**WHAT TO PRODUCE:** Repeat the listing in full, exactly as it stands.

**RECORDED DATA:**
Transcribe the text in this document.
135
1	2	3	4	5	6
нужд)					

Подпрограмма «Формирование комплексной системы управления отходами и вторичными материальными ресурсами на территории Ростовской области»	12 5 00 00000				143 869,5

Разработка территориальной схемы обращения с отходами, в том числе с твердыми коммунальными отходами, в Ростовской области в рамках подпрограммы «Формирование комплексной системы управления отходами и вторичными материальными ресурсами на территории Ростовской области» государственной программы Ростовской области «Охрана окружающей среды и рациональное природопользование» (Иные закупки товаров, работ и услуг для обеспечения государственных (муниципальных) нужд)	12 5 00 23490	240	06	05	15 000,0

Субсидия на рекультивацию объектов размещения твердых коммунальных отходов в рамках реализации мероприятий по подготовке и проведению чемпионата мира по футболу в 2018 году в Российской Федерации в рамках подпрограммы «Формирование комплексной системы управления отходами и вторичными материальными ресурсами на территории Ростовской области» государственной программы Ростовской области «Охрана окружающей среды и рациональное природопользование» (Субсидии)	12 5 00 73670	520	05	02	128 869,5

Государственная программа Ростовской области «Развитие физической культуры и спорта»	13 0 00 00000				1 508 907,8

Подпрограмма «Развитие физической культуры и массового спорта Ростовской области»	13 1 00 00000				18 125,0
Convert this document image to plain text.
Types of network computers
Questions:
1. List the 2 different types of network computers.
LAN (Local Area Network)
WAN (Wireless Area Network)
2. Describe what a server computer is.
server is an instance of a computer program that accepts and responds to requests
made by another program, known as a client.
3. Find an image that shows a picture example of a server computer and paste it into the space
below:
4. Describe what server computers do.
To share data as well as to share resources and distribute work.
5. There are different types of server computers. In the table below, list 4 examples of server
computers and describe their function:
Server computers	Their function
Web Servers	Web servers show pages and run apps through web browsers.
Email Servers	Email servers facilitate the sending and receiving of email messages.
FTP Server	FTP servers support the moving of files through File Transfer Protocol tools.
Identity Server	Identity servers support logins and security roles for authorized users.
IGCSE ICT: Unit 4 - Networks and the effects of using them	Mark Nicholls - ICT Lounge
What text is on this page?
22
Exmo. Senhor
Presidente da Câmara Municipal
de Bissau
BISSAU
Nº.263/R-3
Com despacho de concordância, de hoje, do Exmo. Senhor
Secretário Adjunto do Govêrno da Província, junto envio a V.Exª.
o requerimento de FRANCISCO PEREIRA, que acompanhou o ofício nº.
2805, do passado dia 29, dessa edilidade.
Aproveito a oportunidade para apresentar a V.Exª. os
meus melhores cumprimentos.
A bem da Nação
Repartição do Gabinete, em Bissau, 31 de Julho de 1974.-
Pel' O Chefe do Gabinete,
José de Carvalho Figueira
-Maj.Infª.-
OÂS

**FINAL RESULT:**
Transcribe the text in this document.
135
1	2	3	4	5	6
нужд)					

Подпрограмма «Формирование комплексной системы управления отходами и вторичными материальными ресурсами на территории Ростовской области»	12 5 00 00000				143 869,5

Разработка территориальной схемы обращения с отходами, в том числе с твердыми коммунальными отходами, в Ростовской области в рамках подпрограммы «Формирование комплексной системы управления отходами и вторичными материальными ресурсами на территории Ростовской области» государственной программы Ростовской области «Охрана окружающей среды и рациональное природопользование» (Иные закупки товаров, работ и услуг для обеспечения государственных (муниципальных) нужд)	12 5 00 23490	240	06	05	15 000,0

Субсидия на рекультивацию объектов размещения твердых коммунальных отходов в рамках реализации мероприятий по подготовке и проведению чемпионата мира по футболу в 2018 году в Российской Федерации в рамках подпрограммы «Формирование комплексной системы управления отходами и вторичными материальными ресурсами на территории Ростовской области» государственной программы Ростовской области «Охрана окружающей среды и рациональное природопользование» (Субсидии)	12 5 00 73670	520	05	02	128 869,5

Государственная программа Ростовской области «Развитие физической культуры и спорта»	13 0 00 00000				1 508 907,8

Подпрограмма «Развитие физической культуры и массового спорта Ростовской области»	13 1 00 00000				18 125,0
Convert this document image to plain text.
Types of network computers
Questions:
1. List the 2 different types of network computers.
LAN (Local Area Network)
WAN (Wireless Area Network)
2. Describe what a server computer is.
server is an instance of a computer program that accepts and responds to requests
made by another program, known as a client.
3. Find an image that shows a picture example of a server computer and paste it into the space
below:
4. Describe what server computers do.
To share data as well as to share resources and distribute work.
5. There are different types of server computers. In the table below, list 4 examples of server
computers and describe their function:
Server computers	Their function
Web Servers	Web servers show pages and run apps through web browsers.
Email Servers	Email servers facilitate the sending and receiving of email messages.
FTP Server	FTP servers support the moving of files through File Transfer Protocol tools.
Identity Server	Identity servers support logins and security roles for authorized users.
IGCSE ICT: Unit 4 - Networks and the effects of using them	Mark Nicholls - ICT Lounge
What text is on this page?
22
Exmo. Senhor
Presidente da Câmara Municipal
de Bissau
BISSAU
Nº.263/R-3
Com despacho de concordância, de hoje, do Exmo. Senhor
Secretário Adjunto do Govêrno da Província, junto envio a V.Exª.
o requerimento de FRANCISCO PEREIRA, que acompanhou o ofício nº.
2805, do passado dia 29, dessa edilidade.
Aproveito a oportunidade para apresentar a V.Exª. os
meus melhores cumprimentos.
A bem da Nação
Repartição do Gabinete, em Bissau, 31 de Julho de 1974.-
Pel' O Chefe do Gabinete,
José de Carvalho Figueira
-Maj.Infª.-
OÂS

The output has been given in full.